**MATERIAL SHOWN:**

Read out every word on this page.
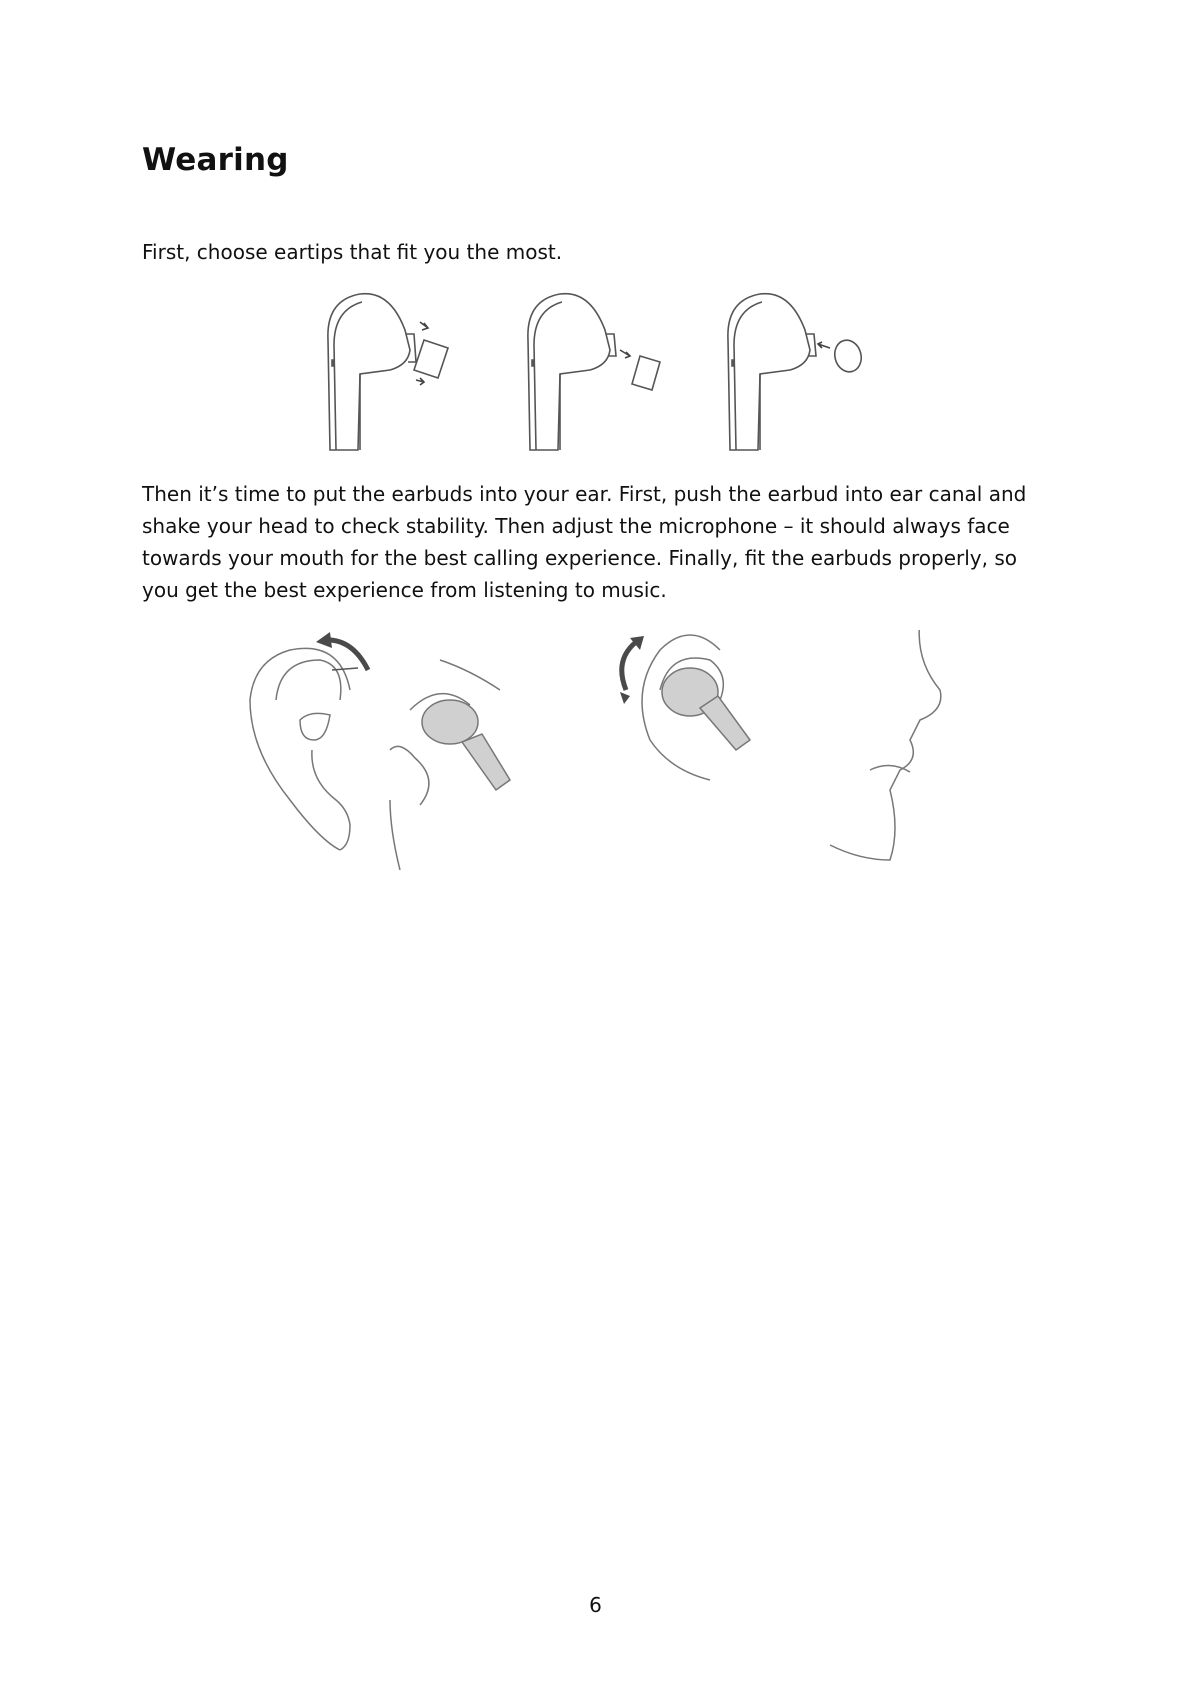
Wearing

First, choose eartips that fit you the most.

Then it’s time to put the earbuds into your ear. First, push the earbud into ear canal and shake your head to check stability. Then adjust the microphone – it should always face towards your mouth for the best calling experience. Finally, fit the earbuds properly, so you get the best experience from listening to music.

6
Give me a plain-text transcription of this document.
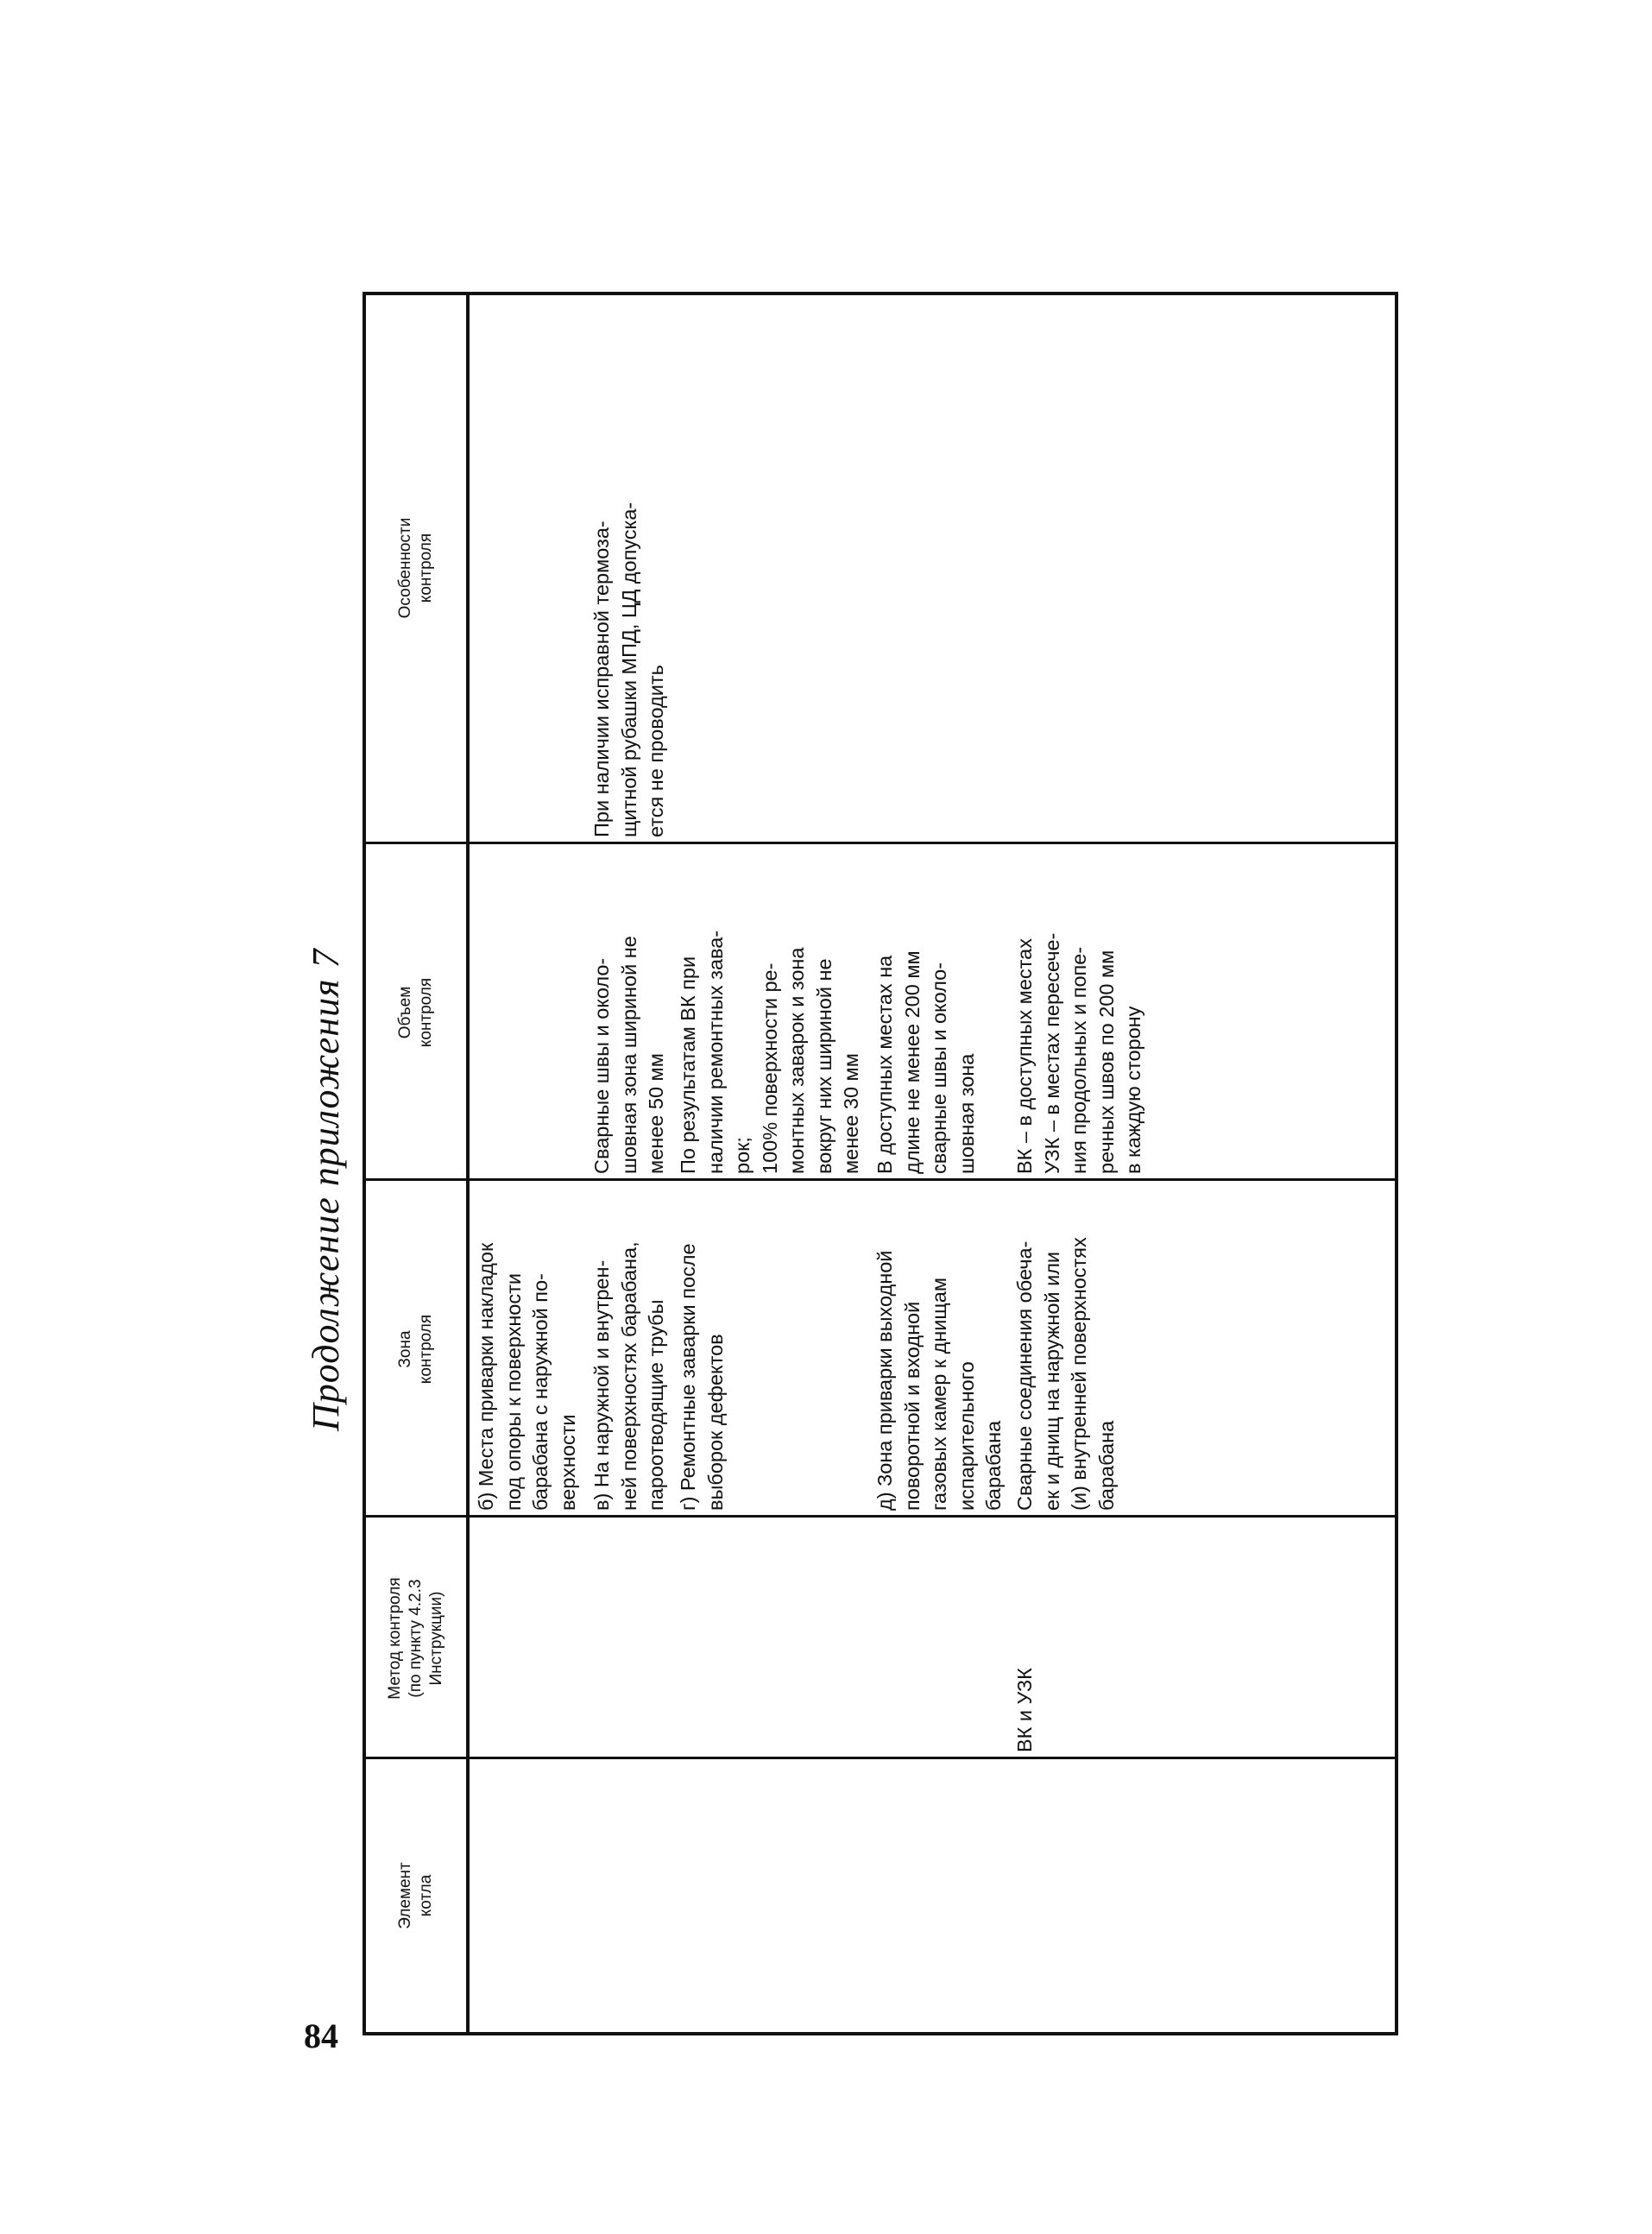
84
Продолжение приложения 7
Элемент
котла
Метод контроля
(по пункту 4.2.3
Инструкции)
Зона
контроля
Объем
контроля
Особенности
контроля
б) Места приварки накладок
под опоры к поверхности
барабана с наружной по-
верхности в) На наружной и внутрен-
ней поверхностях барабана,
пароотводящие трубы
Сварные швы и около-
шовная зона шириной не
менее 50 мм
При наличии исправной термоза-
щитной рубашки МПД, ЦД допуска-
ется не проводить
г) Ремонтные заварки после
выборок дефектов
По результатам ВК при
наличии ремонтных зава-
рок;
100% поверхности ре-
монтных заварок и зона
вокруг них шириной не
менее 30 мм
д) Зона приварки выходной
поворотной и входной
газовых камер к днищам
испарительного
барабана
В доступных местах на
длине не менее 200 мм
сварные швы и около-
шовная зона
ВК и УЗК
Сварные соединения обеча-
ек и днищ на наружной или
(и) внутренней поверхностях
барабана
ВК – в доступных местах
УЗК – в местах пересече-
ния продольных и попе-
речных швов по 200 мм
в каждую сторону
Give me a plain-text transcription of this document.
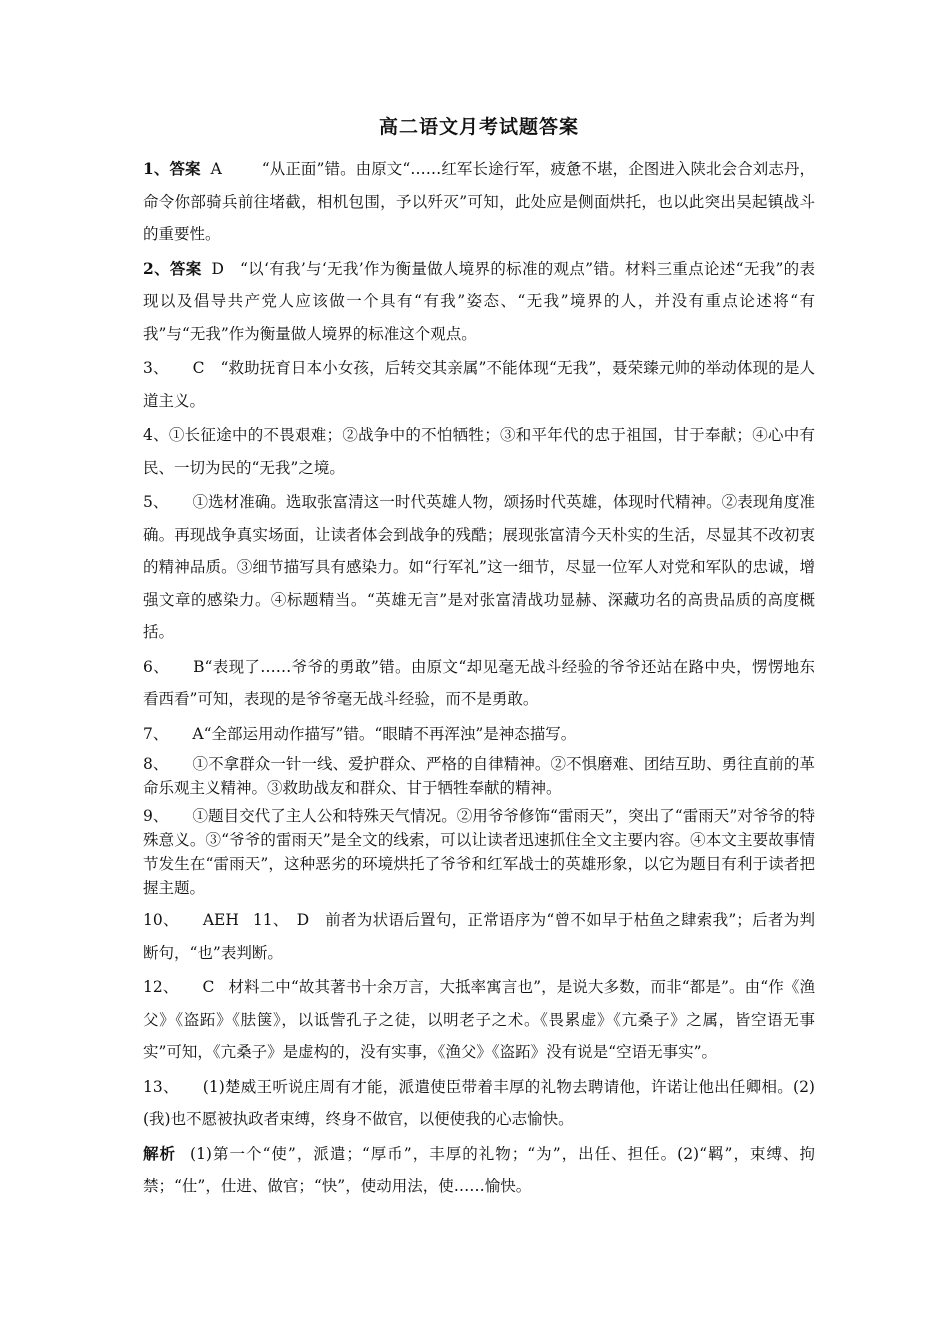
高二语文月考试题答案
1、答案 A	“从正面”错。由原文“……红军长途行军，疲惫不堪，企图进入陕北会合刘志丹，命令你部骑兵前往堵截，相机包围，予以歼灭”可知，此处应是侧面烘托，也以此突出吴起镇战斗的重要性。
2、答案 D “以‘有我’与‘无我’作为衡量做人境界的标准的观点”错。材料三重点论述“无我”的表现以及倡导共产党人应该做一个具有“有我”姿态、“无我”境界的人，并没有重点论述将“有我”与“无我”作为衡量做人境界的标准这个观点。
3、 C “救助抚育日本小女孩，后转交其亲属”不能体现“无我”，聂荣臻元帅的举动体现的是人道主义。
4、①长征途中的不畏艰难；②战争中的不怕牺牲；③和平年代的忠于祖国，甘于奉献；④心中有民、一切为民的“无我”之境。
5、 ①选材准确。选取张富清这一时代英雄人物，颂扬时代英雄，体现时代精神。②表现角度准确。再现战争真实场面，让读者体会到战争的残酷；展现张富清今天朴实的生活，尽显其不改初衷的精神品质。③细节描写具有感染力。如“行军礼”这一细节，尽显一位军人对党和军队的忠诚，增强文章的感染力。④标题精当。“英雄无言”是对张富清战功显赫、深藏功名的高贵品质的高度概括。
6、 B“表现了……爷爷的勇敢”错。由原文“却见毫无战斗经验的爷爷还站在路中央，愣愣地东看西看”可知，表现的是爷爷毫无战斗经验，而不是勇敢。
7、 A“全部运用动作描写”错。“眼睛不再浑浊”是神态描写。
8、 ①不拿群众一针一线、爱护群众、严格的自律精神。②不惧磨难、团结互助、勇往直前的革命乐观主义精神。③救助战友和群众、甘于牺牲奉献的精神。
9、 ①题目交代了主人公和特殊天气情况。②用爷爷修饰“雷雨天”，突出了“雷雨天”对爷爷的特殊意义。③“爷爷的雷雨天”是全文的线索，可以让读者迅速抓住全文主要内容。④本文主要故事情节发生在“雷雨天”，这种恶劣的环境烘托了爷爷和红军战士的英雄形象，以它为题目有利于读者把握主题。
10、 AEH 11、　D　前者为状语后置句，正常语序为“曾不如早于枯鱼之肆索我”；后者为判断句，“也”表判断。
12、 C 材料二中“故其著书十余万言，大抵率寓言也”，是说大多数，而非“都是”。由“作《渔父》《盗跖》《胠箧》，以诋訾孔子之徒，以明老子之术。《畏累虚》《亢桑子》之属，皆空语无事实”可知，《亢桑子》是虚构的，没有实事，《渔父》《盗跖》没有说是“空语无事实”。
13、 (1)楚威王听说庄周有才能，派遣使臣带着丰厚的礼物去聘请他，许诺让他出任卿相。(2)(我)也不愿被执政者束缚，终身不做官，以便使我的心志愉快。
解析 (1)第一个“使”，派遣；“厚币”，丰厚的礼物；“为”，出任、担任。(2)“羁”，束缚、拘禁；“仕”，仕进、做官；“快”，使动用法，使……愉快。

**REQUEST:** Of the lines in the data, how many hold the string "доступных"? State the number, nothing else.

**RESULT OF THIS EXERCISE:** 2